#### What is expected:
Select all lines in the records that include "Schlitze".
** Begin **
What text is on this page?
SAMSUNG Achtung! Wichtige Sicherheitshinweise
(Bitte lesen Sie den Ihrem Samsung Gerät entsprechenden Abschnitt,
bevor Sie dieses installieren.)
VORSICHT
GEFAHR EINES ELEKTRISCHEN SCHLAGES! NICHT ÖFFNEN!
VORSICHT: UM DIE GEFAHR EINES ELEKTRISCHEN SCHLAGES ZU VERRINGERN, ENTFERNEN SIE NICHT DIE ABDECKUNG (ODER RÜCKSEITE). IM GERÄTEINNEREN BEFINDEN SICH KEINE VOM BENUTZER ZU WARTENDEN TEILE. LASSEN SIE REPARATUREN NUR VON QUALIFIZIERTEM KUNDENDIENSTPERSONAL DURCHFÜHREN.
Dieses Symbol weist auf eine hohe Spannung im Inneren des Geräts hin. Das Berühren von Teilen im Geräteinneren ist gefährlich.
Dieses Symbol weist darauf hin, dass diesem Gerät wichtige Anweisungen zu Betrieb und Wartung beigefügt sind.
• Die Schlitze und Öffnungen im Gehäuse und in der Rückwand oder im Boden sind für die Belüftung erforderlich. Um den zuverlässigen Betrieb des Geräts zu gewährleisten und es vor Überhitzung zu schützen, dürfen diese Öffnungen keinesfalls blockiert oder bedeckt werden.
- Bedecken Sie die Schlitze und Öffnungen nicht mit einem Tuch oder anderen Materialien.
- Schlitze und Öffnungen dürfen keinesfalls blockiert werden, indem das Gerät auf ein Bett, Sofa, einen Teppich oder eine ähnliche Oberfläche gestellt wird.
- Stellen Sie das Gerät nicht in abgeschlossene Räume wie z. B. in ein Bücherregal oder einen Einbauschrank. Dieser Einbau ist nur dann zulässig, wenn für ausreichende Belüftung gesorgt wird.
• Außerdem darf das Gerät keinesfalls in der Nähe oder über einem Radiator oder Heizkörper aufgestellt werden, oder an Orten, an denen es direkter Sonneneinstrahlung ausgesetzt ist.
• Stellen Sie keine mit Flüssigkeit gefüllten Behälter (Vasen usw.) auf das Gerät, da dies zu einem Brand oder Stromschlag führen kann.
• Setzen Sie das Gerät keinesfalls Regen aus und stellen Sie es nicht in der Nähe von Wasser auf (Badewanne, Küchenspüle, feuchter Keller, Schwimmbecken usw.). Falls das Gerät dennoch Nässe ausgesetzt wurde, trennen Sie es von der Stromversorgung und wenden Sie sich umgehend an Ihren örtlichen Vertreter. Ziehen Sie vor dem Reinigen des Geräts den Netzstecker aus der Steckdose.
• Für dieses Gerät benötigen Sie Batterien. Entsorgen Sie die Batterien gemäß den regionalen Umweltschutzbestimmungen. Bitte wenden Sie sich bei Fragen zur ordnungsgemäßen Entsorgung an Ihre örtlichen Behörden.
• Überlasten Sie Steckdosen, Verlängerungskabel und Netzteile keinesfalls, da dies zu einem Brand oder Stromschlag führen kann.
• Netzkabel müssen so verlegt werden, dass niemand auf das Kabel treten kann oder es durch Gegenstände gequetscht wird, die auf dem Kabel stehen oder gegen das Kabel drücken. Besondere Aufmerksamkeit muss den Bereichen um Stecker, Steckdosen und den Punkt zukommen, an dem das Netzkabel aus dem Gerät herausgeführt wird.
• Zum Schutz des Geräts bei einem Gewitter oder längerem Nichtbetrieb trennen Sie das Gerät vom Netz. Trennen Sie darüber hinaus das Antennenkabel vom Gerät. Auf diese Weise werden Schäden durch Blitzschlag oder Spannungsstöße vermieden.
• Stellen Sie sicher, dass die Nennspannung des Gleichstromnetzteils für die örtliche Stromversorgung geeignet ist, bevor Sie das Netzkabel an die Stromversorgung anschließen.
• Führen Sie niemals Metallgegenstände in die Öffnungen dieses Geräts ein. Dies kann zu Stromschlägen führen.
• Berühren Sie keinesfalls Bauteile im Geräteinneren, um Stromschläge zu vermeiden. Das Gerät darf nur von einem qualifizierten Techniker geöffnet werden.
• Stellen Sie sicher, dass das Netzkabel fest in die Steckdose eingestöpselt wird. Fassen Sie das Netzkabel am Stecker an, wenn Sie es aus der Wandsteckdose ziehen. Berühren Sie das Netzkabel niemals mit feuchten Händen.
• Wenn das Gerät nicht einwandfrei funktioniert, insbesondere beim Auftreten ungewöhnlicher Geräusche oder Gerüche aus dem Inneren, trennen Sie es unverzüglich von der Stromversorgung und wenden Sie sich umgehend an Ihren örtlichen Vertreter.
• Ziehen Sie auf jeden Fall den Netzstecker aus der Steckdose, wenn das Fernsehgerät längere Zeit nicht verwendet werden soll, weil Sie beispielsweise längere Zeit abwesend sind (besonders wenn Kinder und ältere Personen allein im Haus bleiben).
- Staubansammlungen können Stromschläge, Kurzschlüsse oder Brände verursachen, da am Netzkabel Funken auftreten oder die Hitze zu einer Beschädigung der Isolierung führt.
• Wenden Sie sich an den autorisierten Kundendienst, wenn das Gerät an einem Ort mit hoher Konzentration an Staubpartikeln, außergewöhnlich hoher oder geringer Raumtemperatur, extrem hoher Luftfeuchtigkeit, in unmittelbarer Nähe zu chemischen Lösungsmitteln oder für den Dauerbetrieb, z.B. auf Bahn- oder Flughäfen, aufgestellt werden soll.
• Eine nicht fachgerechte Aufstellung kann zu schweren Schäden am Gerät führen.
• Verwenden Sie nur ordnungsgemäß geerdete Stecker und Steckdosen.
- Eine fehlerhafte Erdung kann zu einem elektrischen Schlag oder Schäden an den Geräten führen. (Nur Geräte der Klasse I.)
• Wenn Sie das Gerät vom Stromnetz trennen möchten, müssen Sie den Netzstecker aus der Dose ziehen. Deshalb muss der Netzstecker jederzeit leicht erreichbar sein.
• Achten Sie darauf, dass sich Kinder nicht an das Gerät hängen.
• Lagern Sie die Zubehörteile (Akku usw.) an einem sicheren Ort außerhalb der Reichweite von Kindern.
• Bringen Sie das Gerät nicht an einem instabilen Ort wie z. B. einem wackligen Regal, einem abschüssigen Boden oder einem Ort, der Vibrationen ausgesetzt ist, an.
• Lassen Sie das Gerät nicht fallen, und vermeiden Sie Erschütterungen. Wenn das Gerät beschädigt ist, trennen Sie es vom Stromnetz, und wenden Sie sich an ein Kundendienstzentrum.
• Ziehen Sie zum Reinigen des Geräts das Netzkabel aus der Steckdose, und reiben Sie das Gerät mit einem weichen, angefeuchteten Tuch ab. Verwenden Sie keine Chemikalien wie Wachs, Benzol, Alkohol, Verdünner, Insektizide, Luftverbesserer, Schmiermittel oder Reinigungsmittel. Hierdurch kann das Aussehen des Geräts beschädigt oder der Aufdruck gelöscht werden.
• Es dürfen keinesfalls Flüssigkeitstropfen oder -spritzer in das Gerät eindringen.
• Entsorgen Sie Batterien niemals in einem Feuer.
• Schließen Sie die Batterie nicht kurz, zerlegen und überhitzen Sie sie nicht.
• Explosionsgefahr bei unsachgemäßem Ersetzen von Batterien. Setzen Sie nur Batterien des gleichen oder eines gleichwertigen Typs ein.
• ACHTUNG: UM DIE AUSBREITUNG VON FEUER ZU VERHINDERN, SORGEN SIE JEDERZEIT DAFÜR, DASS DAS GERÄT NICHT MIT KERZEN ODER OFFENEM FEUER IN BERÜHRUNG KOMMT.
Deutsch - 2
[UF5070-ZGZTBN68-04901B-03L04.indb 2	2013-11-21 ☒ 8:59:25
** End **
** Begin **
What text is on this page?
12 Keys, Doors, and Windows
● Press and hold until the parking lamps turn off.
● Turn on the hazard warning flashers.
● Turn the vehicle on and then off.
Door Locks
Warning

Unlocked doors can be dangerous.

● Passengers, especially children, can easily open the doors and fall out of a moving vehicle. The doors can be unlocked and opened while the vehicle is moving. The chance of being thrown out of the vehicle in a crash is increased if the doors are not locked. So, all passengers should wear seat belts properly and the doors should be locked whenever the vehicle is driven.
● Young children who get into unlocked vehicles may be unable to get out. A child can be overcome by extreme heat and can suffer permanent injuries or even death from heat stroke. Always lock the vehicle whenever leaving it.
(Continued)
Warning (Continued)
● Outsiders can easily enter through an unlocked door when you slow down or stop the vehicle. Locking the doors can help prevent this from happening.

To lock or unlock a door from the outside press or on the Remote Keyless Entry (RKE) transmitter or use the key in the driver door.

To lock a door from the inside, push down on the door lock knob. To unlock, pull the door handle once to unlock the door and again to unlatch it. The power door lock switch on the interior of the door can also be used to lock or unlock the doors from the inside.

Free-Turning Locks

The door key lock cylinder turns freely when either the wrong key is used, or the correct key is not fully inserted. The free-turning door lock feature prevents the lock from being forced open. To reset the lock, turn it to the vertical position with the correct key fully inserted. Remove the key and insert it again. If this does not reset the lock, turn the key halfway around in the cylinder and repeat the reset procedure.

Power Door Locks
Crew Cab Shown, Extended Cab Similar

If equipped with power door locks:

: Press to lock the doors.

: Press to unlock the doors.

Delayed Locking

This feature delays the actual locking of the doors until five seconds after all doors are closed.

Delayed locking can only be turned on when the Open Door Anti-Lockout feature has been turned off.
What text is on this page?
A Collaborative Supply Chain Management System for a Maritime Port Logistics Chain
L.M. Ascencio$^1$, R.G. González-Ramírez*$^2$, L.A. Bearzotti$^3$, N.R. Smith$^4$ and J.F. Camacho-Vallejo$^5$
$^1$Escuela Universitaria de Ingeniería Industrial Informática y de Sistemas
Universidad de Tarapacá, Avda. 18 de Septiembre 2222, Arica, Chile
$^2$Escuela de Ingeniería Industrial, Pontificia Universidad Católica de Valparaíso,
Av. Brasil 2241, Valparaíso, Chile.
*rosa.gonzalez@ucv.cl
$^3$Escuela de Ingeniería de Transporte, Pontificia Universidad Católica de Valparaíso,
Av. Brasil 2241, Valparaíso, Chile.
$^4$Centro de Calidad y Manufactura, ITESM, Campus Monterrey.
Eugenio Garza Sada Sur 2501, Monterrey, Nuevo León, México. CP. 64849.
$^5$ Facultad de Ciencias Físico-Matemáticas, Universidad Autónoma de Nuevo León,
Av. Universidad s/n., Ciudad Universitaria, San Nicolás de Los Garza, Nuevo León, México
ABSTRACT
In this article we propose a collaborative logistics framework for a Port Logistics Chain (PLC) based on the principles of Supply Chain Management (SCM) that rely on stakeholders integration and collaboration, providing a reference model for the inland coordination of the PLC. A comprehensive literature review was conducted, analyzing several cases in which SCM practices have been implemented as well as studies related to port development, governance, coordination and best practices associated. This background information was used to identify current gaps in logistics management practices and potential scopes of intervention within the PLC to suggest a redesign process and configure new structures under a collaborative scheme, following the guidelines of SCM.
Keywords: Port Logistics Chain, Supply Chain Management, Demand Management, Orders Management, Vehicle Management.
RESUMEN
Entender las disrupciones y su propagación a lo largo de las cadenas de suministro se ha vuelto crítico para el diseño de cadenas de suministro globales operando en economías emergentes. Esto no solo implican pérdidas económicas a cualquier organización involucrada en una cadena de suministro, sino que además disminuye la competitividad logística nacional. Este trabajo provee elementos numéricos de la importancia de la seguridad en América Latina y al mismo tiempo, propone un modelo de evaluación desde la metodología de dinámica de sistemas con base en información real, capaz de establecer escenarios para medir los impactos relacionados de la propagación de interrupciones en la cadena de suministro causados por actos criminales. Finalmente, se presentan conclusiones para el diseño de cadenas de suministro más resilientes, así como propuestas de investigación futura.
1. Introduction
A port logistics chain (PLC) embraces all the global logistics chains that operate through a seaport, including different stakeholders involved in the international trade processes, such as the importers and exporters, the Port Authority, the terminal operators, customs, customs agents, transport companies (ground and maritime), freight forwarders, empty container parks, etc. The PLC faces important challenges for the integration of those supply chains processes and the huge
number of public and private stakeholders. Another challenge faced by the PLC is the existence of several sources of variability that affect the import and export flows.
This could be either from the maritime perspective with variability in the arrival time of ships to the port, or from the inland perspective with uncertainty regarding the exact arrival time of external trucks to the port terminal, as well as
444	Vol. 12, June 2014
** End **
#### The completed task:
• Die Schlitze und Öffnungen im Gehäuse und in der Rückwand oder im Boden sind für die Belüftung erforderlich. Um den zuverlässigen Betrieb des Geräts zu gewährleisten und es vor Überhitzung zu schützen, dürfen diese Öffnungen keinesfalls blockiert oder bedeckt werden.
- Bedecken Sie die Schlitze und Öffnungen nicht mit einem Tuch oder anderen Materialien.
- Schlitze und Öffnungen dürfen keinesfalls blockiert werden, indem das Gerät auf ein Bett, Sofa, einen Teppich oder eine ähnliche Oberfläche gestellt wird.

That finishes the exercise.